THE RECORDS:

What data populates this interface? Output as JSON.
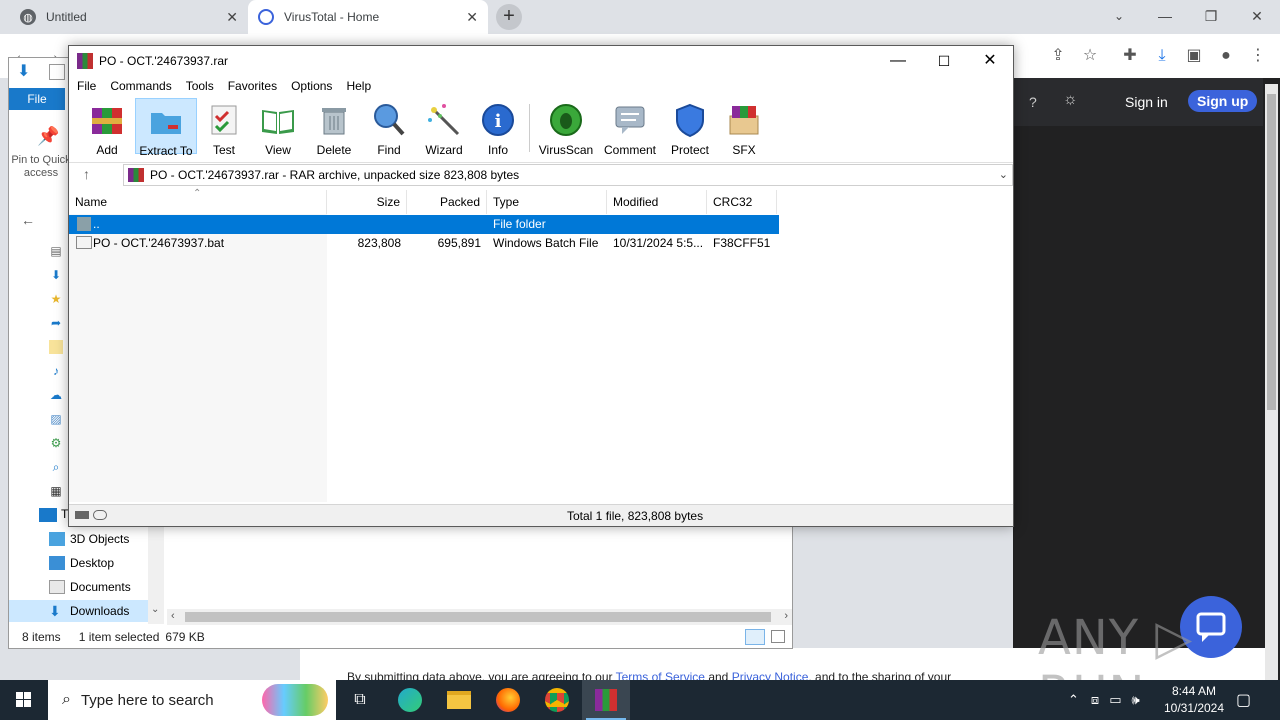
{
  "chrome": {
    "tabs": [
      {
        "title": "Untitled"
      },
      {
        "title": "VirusTotal - Home"
      }
    ],
    "new_tab": "+",
    "win_min": "—",
    "win_max": "❐",
    "win_close": "✕"
  },
  "virustotal": {
    "sign_in": "Sign in",
    "sign_up": "Sign up",
    "footer_prefix": "By submitting data above, you are agreeing to our ",
    "footer_tos": "Terms of Service",
    "footer_and": " and ",
    "footer_privacy": "Privacy Notice",
    "footer_suffix": ", and to the sharing of your",
    "watermark": "ANY ▷ RUN"
  },
  "explorer": {
    "file_tab": "File",
    "pin_label": "Pin to Quick access",
    "tree": [
      "3D Objects",
      "Desktop",
      "Documents",
      "Downloads"
    ],
    "tree_partial": "T",
    "status_items": "8 items",
    "status_selected": "1 item selected",
    "status_size": "679 KB"
  },
  "winrar": {
    "title": "PO - OCT.'24673937.rar",
    "menu": [
      "File",
      "Commands",
      "Tools",
      "Favorites",
      "Options",
      "Help"
    ],
    "tools": [
      "Add",
      "Extract To",
      "Test",
      "View",
      "Delete",
      "Find",
      "Wizard",
      "Info",
      "VirusScan",
      "Comment",
      "Protect",
      "SFX"
    ],
    "path": "PO - OCT.'24673937.rar - RAR archive, unpacked size 823,808 bytes",
    "columns": [
      "Name",
      "Size",
      "Packed",
      "Type",
      "Modified",
      "CRC32"
    ],
    "rows": [
      {
        "name": "..",
        "size": "",
        "packed": "",
        "type": "File folder",
        "modified": "",
        "crc": ""
      },
      {
        "name": "PO - OCT.'24673937.bat",
        "size": "823,808",
        "packed": "695,891",
        "type": "Windows Batch File",
        "modified": "10/31/2024 5:5...",
        "crc": "F38CFF51"
      }
    ],
    "status": "Total 1 file, 823,808 bytes"
  },
  "taskbar": {
    "search_placeholder": "Type here to search",
    "time": "8:44 AM",
    "date": "10/31/2024"
  },
  "colors": {
    "accent": "#0078d7",
    "vt_blue": "#3b63db",
    "taskbar": "#1c2833"
  }
}
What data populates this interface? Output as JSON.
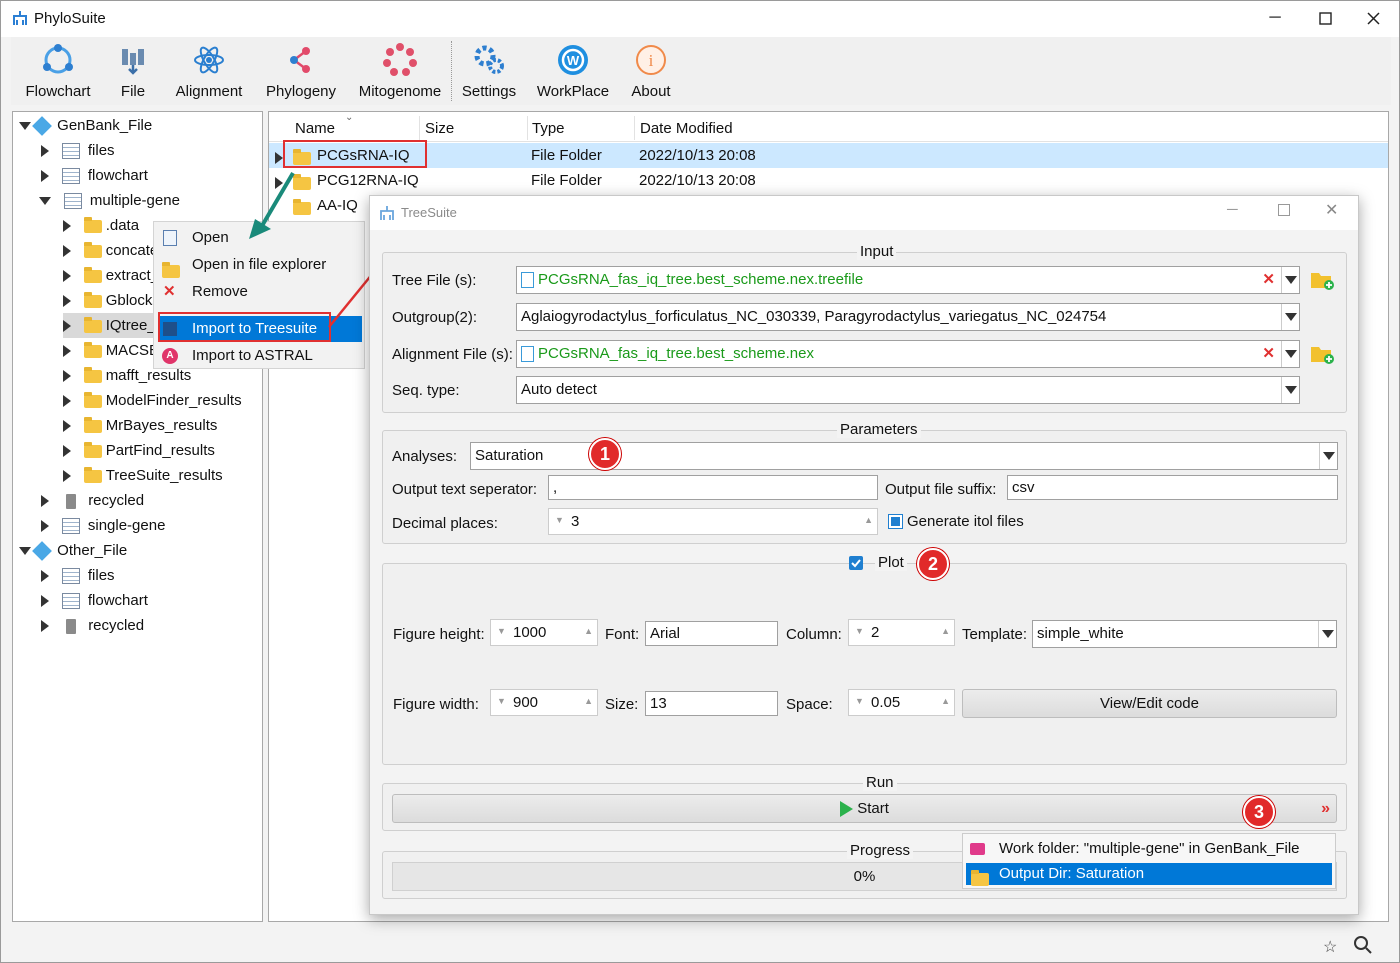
{
  "window": {
    "app_title": "PhyloSuite",
    "controls": [
      "minimize",
      "maximize",
      "close"
    ]
  },
  "toolbar": [
    {
      "label": "Flowchart",
      "icon": "flowchart-icon"
    },
    {
      "label": "File",
      "icon": "file-icon"
    },
    {
      "label": "Alignment",
      "icon": "alignment-icon"
    },
    {
      "label": "Phylogeny",
      "icon": "phylogeny-icon"
    },
    {
      "label": "Mitogenome",
      "icon": "mitogenome-icon"
    },
    {
      "label": "Settings",
      "icon": "settings-icon"
    },
    {
      "label": "WorkPlace",
      "icon": "workplace-icon"
    },
    {
      "label": "About",
      "icon": "about-icon"
    }
  ],
  "tree": {
    "genbank_root": "GenBank_File",
    "genbank_children": [
      "files",
      "flowchart",
      "multiple-gene"
    ],
    "multiple_gene_children": [
      ".data",
      "concate",
      "extract_",
      "Gblocks",
      "IQtree_",
      "MACSE",
      "mafft_results",
      "ModelFinder_results",
      "MrBayes_results",
      "PartFind_results",
      "TreeSuite_results"
    ],
    "genbank_tail": [
      "recycled",
      "single-gene"
    ],
    "other_root": "Other_File",
    "other_children": [
      "files",
      "flowchart",
      "recycled"
    ]
  },
  "file_list": {
    "headers": [
      "Name",
      "Size",
      "Type",
      "Date Modified"
    ],
    "rows": [
      {
        "name": "PCGsRNA-IQ",
        "type": "File Folder",
        "date": "2022/10/13 20:08"
      },
      {
        "name": "PCG12RNA-IQ",
        "type": "File Folder",
        "date": "2022/10/13 20:08"
      },
      {
        "name": "AA-IQ",
        "type": "",
        "date": ""
      }
    ]
  },
  "context_menu": [
    "Open",
    "Open in file explorer",
    "Remove",
    "Import to Treesuite",
    "Import to ASTRAL"
  ],
  "treesuite": {
    "title": "TreeSuite",
    "input": {
      "group_title": "Input",
      "tree_file_label": "Tree File (s):",
      "tree_file_value": "PCGsRNA_fas_iq_tree.best_scheme.nex.treefile",
      "outgroup_label": "Outgroup(2):",
      "outgroup_value": "Aglaiogyrodactylus_forficulatus_NC_030339, Paragyrodactylus_variegatus_NC_024754",
      "alignment_label": "Alignment File (s):",
      "alignment_value": "PCGsRNA_fas_iq_tree.best_scheme.nex",
      "seqtype_label": "Seq. type:",
      "seqtype_value": "Auto detect"
    },
    "params": {
      "group_title": "Parameters",
      "analyses_label": "Analyses:",
      "analyses_value": "Saturation",
      "sep_label": "Output text seperator:",
      "sep_value": ",",
      "suffix_label": "Output file suffix:",
      "suffix_value": "csv",
      "decimal_label": "Decimal places:",
      "decimal_value": "3",
      "itol_label": "Generate itol files",
      "itol_checked": true
    },
    "plot": {
      "group_title": "Plot",
      "checked": true,
      "height_label": "Figure height:",
      "height_value": "1000",
      "font_label": "Font:",
      "font_value": "Arial",
      "column_label": "Column:",
      "column_value": "2",
      "template_label": "Template:",
      "template_value": "simple_white",
      "width_label": "Figure width:",
      "width_value": "900",
      "size_label": "Size:",
      "size_value": "13",
      "space_label": "Space:",
      "space_value": "0.05",
      "code_button": "View/Edit code"
    },
    "run": {
      "group_title": "Run",
      "start_label": "Start"
    },
    "progress": {
      "group_title": "Progress",
      "value_text": "0%",
      "fraction": 0
    },
    "dropdown": [
      "Work folder: \"multiple-gene\" in GenBank_File",
      "Output Dir: Saturation"
    ],
    "badges": [
      "1",
      "2",
      "3"
    ]
  },
  "colors": {
    "accent": "#0078d7",
    "selection": "#cce8ff",
    "badge": "#e12a2a",
    "green_path": "#1a9a1a",
    "annotation": "#e03030"
  }
}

ABOUT THIS EXERCISE: A precise copy of each record, with the images removed, should be output.

RESULT:
What data populates this interface? Output as JSON.
{
  "chrome": {
    "tabs": [
      {
        "title": "Untitled"
      },
      {
        "title": "VirusTotal - Home"
      }
    ],
    "new_tab": "+",
    "win_min": "—",
    "win_max": "❐",
    "win_close": "✕"
  },
  "virustotal": {
    "sign_in": "Sign in",
    "sign_up": "Sign up",
    "footer_prefix": "By submitting data above, you are agreeing to our ",
    "footer_tos": "Terms of Service",
    "footer_and": " and ",
    "footer_privacy": "Privacy Notice",
    "footer_suffix": ", and to the sharing of your",
    "watermark": "ANY ▷ RUN"
  },
  "explorer": {
    "file_tab": "File",
    "pin_label": "Pin to Quick access",
    "tree": [
      "3D Objects",
      "Desktop",
      "Documents",
      "Downloads"
    ],
    "tree_partial": "T",
    "status_items": "8 items",
    "status_selected": "1 item selected",
    "status_size": "679 KB"
  },
  "winrar": {
    "title": "PO - OCT.'24673937.rar",
    "menu": [
      "File",
      "Commands",
      "Tools",
      "Favorites",
      "Options",
      "Help"
    ],
    "tools": [
      "Add",
      "Extract To",
      "Test",
      "View",
      "Delete",
      "Find",
      "Wizard",
      "Info",
      "VirusScan",
      "Comment",
      "Protect",
      "SFX"
    ],
    "path": "PO - OCT.'24673937.rar - RAR archive, unpacked size 823,808 bytes",
    "columns": [
      "Name",
      "Size",
      "Packed",
      "Type",
      "Modified",
      "CRC32"
    ],
    "rows": [
      {
        "name": "..",
        "size": "",
        "packed": "",
        "type": "File folder",
        "modified": "",
        "crc": ""
      },
      {
        "name": "PO - OCT.'24673937.bat",
        "size": "823,808",
        "packed": "695,891",
        "type": "Windows Batch File",
        "modified": "10/31/2024 5:5...",
        "crc": "F38CFF51"
      }
    ],
    "status": "Total 1 file, 823,808 bytes"
  },
  "taskbar": {
    "search_placeholder": "Type here to search",
    "time": "8:44 AM",
    "date": "10/31/2024"
  },
  "colors": {
    "accent": "#0078d7",
    "vt_blue": "#3b63db",
    "taskbar": "#1c2833"
  }
}
What data populates this interface? Output as JSON.
{
  "window": {
    "app_title": "PhyloSuite",
    "controls": [
      "minimize",
      "maximize",
      "close"
    ]
  },
  "toolbar": [
    {
      "label": "Flowchart",
      "icon": "flowchart-icon"
    },
    {
      "label": "File",
      "icon": "file-icon"
    },
    {
      "label": "Alignment",
      "icon": "alignment-icon"
    },
    {
      "label": "Phylogeny",
      "icon": "phylogeny-icon"
    },
    {
      "label": "Mitogenome",
      "icon": "mitogenome-icon"
    },
    {
      "label": "Settings",
      "icon": "settings-icon"
    },
    {
      "label": "WorkPlace",
      "icon": "workplace-icon"
    },
    {
      "label": "About",
      "icon": "about-icon"
    }
  ],
  "tree": {
    "genbank_root": "GenBank_File",
    "genbank_children": [
      "files",
      "flowchart",
      "multiple-gene"
    ],
    "multiple_gene_children": [
      ".data",
      "concate",
      "extract_",
      "Gblocks",
      "IQtree_",
      "MACSE",
      "mafft_results",
      "ModelFinder_results",
      "MrBayes_results",
      "PartFind_results",
      "TreeSuite_results"
    ],
    "genbank_tail": [
      "recycled",
      "single-gene"
    ],
    "other_root": "Other_File",
    "other_children": [
      "files",
      "flowchart",
      "recycled"
    ]
  },
  "file_list": {
    "headers": [
      "Name",
      "Size",
      "Type",
      "Date Modified"
    ],
    "rows": [
      {
        "name": "PCGsRNA-IQ",
        "type": "File Folder",
        "date": "2022/10/13 20:08"
      },
      {
        "name": "PCG12RNA-IQ",
        "type": "File Folder",
        "date": "2022/10/13 20:08"
      },
      {
        "name": "AA-IQ",
        "type": "",
        "date": ""
      }
    ]
  },
  "context_menu": [
    "Open",
    "Open in file explorer",
    "Remove",
    "Import to Treesuite",
    "Import to ASTRAL"
  ],
  "treesuite": {
    "title": "TreeSuite",
    "input": {
      "group_title": "Input",
      "tree_file_label": "Tree File (s):",
      "tree_file_value": "PCGsRNA_fas_iq_tree.best_scheme.nex.treefile",
      "outgroup_label": "Outgroup(2):",
      "outgroup_value": "Aglaiogyrodactylus_forficulatus_NC_030339, Paragyrodactylus_variegatus_NC_024754",
      "alignment_label": "Alignment File (s):",
      "alignment_value": "PCGsRNA_fas_iq_tree.best_scheme.nex",
      "seqtype_label": "Seq. type:",
      "seqtype_value": "Auto detect"
    },
    "params": {
      "group_title": "Parameters",
      "analyses_label": "Analyses:",
      "analyses_value": "Saturation",
      "sep_label": "Output text seperator:",
      "sep_value": ",",
      "suffix_label": "Output file suffix:",
      "suffix_value": "csv",
      "decimal_label": "Decimal places:",
      "decimal_value": "3",
      "itol_label": "Generate itol files",
      "itol_checked": true
    },
    "plot": {
      "group_title": "Plot",
      "checked": true,
      "height_label": "Figure height:",
      "height_value": "1000",
      "font_label": "Font:",
      "font_value": "Arial",
      "column_label": "Column:",
      "column_value": "2",
      "template_label": "Template:",
      "template_value": "simple_white",
      "width_label": "Figure width:",
      "width_value": "900",
      "size_label": "Size:",
      "size_value": "13",
      "space_label": "Space:",
      "space_value": "0.05",
      "code_button": "View/Edit code"
    },
    "run": {
      "group_title": "Run",
      "start_label": "Start"
    },
    "progress": {
      "group_title": "Progress",
      "value_text": "0%",
      "fraction": 0
    },
    "dropdown": [
      "Work folder: \"multiple-gene\" in GenBank_File",
      "Output Dir: Saturation"
    ],
    "badges": [
      "1",
      "2",
      "3"
    ]
  },
  "colors": {
    "accent": "#0078d7",
    "selection": "#cce8ff",
    "badge": "#e12a2a",
    "green_path": "#1a9a1a",
    "annotation": "#e03030"
  }
}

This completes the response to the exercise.